## REQUIREMENTS
Repeat the records below exactly, leaving out any pictures.

## SOURCE MATERIAL

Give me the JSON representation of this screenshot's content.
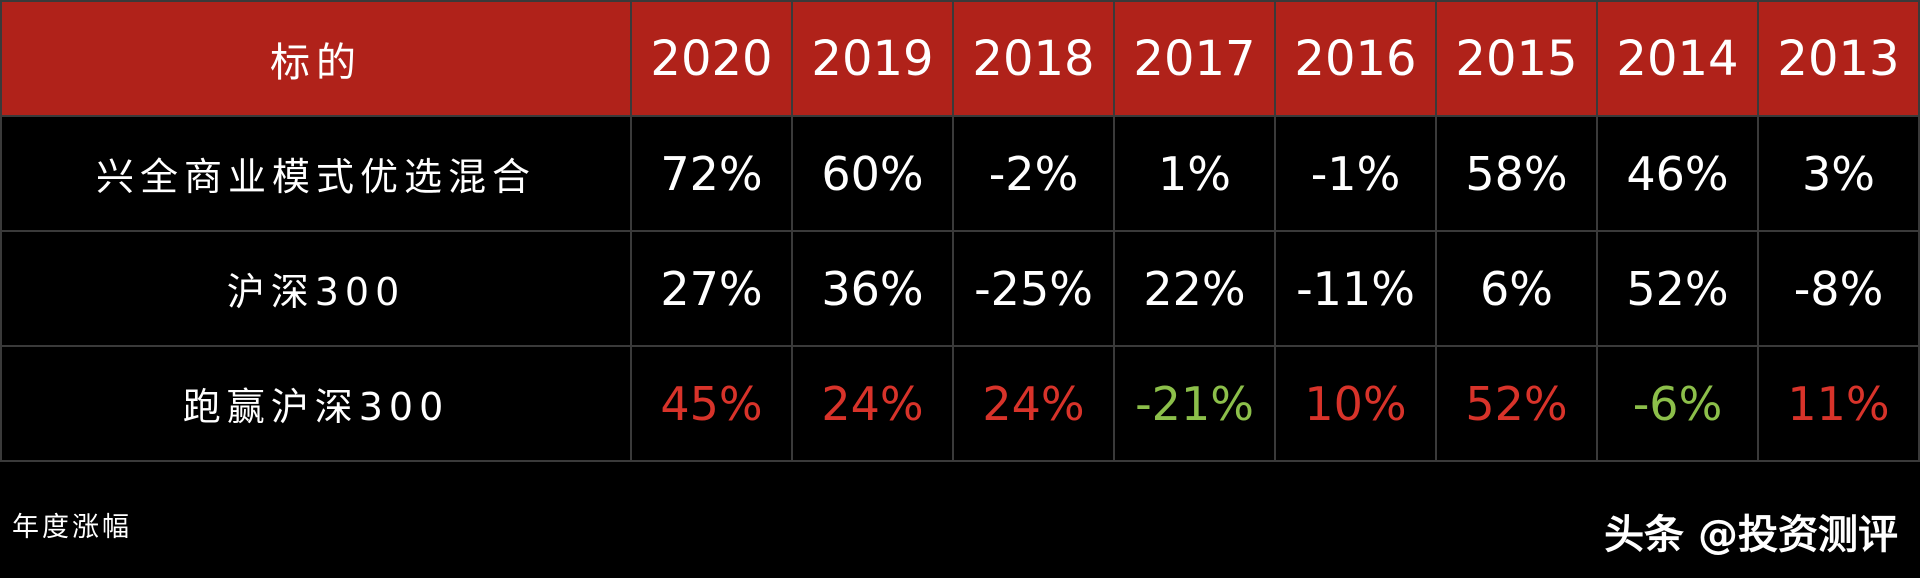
{
  "chart_data": {
    "type": "table",
    "columns": [
      "标的",
      "2020",
      "2019",
      "2018",
      "2017",
      "2016",
      "2015",
      "2014",
      "2013"
    ],
    "rows": [
      {
        "label": "兴全商业模式优选混合",
        "values": [
          "72%",
          "60%",
          "-2%",
          "1%",
          "-1%",
          "58%",
          "46%",
          "3%"
        ],
        "colors": [
          "#ffffff",
          "#ffffff",
          "#ffffff",
          "#ffffff",
          "#ffffff",
          "#ffffff",
          "#ffffff",
          "#ffffff"
        ]
      },
      {
        "label": "沪深300",
        "values": [
          "27%",
          "36%",
          "-25%",
          "22%",
          "-11%",
          "6%",
          "52%",
          "-8%"
        ],
        "colors": [
          "#ffffff",
          "#ffffff",
          "#ffffff",
          "#ffffff",
          "#ffffff",
          "#ffffff",
          "#ffffff",
          "#ffffff"
        ]
      },
      {
        "label": "跑赢沪深300",
        "values": [
          "45%",
          "24%",
          "24%",
          "-21%",
          "10%",
          "52%",
          "-6%",
          "11%"
        ],
        "colors": [
          "#d8332a",
          "#d8332a",
          "#d8332a",
          "#8cbf4a",
          "#d8332a",
          "#d8332a",
          "#8cbf4a",
          "#d8332a"
        ]
      }
    ],
    "header_color": "#b0221a",
    "positive_color": "#d8332a",
    "negative_color": "#8cbf4a"
  },
  "footer": {
    "note": "年度涨幅",
    "watermark": "头条 @投资测评"
  }
}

## SOLUTION TO THIS EXERCISE
Give me the JSON representation of this screenshot's content.
{
  "chart_data": {
    "type": "table",
    "columns": [
      "标的",
      "2020",
      "2019",
      "2018",
      "2017",
      "2016",
      "2015",
      "2014",
      "2013"
    ],
    "rows": [
      {
        "label": "兴全商业模式优选混合",
        "values": [
          "72%",
          "60%",
          "-2%",
          "1%",
          "-1%",
          "58%",
          "46%",
          "3%"
        ],
        "colors": [
          "#ffffff",
          "#ffffff",
          "#ffffff",
          "#ffffff",
          "#ffffff",
          "#ffffff",
          "#ffffff",
          "#ffffff"
        ]
      },
      {
        "label": "沪深300",
        "values": [
          "27%",
          "36%",
          "-25%",
          "22%",
          "-11%",
          "6%",
          "52%",
          "-8%"
        ],
        "colors": [
          "#ffffff",
          "#ffffff",
          "#ffffff",
          "#ffffff",
          "#ffffff",
          "#ffffff",
          "#ffffff",
          "#ffffff"
        ]
      },
      {
        "label": "跑赢沪深300",
        "values": [
          "45%",
          "24%",
          "24%",
          "-21%",
          "10%",
          "52%",
          "-6%",
          "11%"
        ],
        "colors": [
          "#d8332a",
          "#d8332a",
          "#d8332a",
          "#8cbf4a",
          "#d8332a",
          "#d8332a",
          "#8cbf4a",
          "#d8332a"
        ]
      }
    ],
    "header_color": "#b0221a",
    "positive_color": "#d8332a",
    "negative_color": "#8cbf4a"
  },
  "footer": {
    "note": "年度涨幅",
    "watermark": "头条 @投资测评"
  }
}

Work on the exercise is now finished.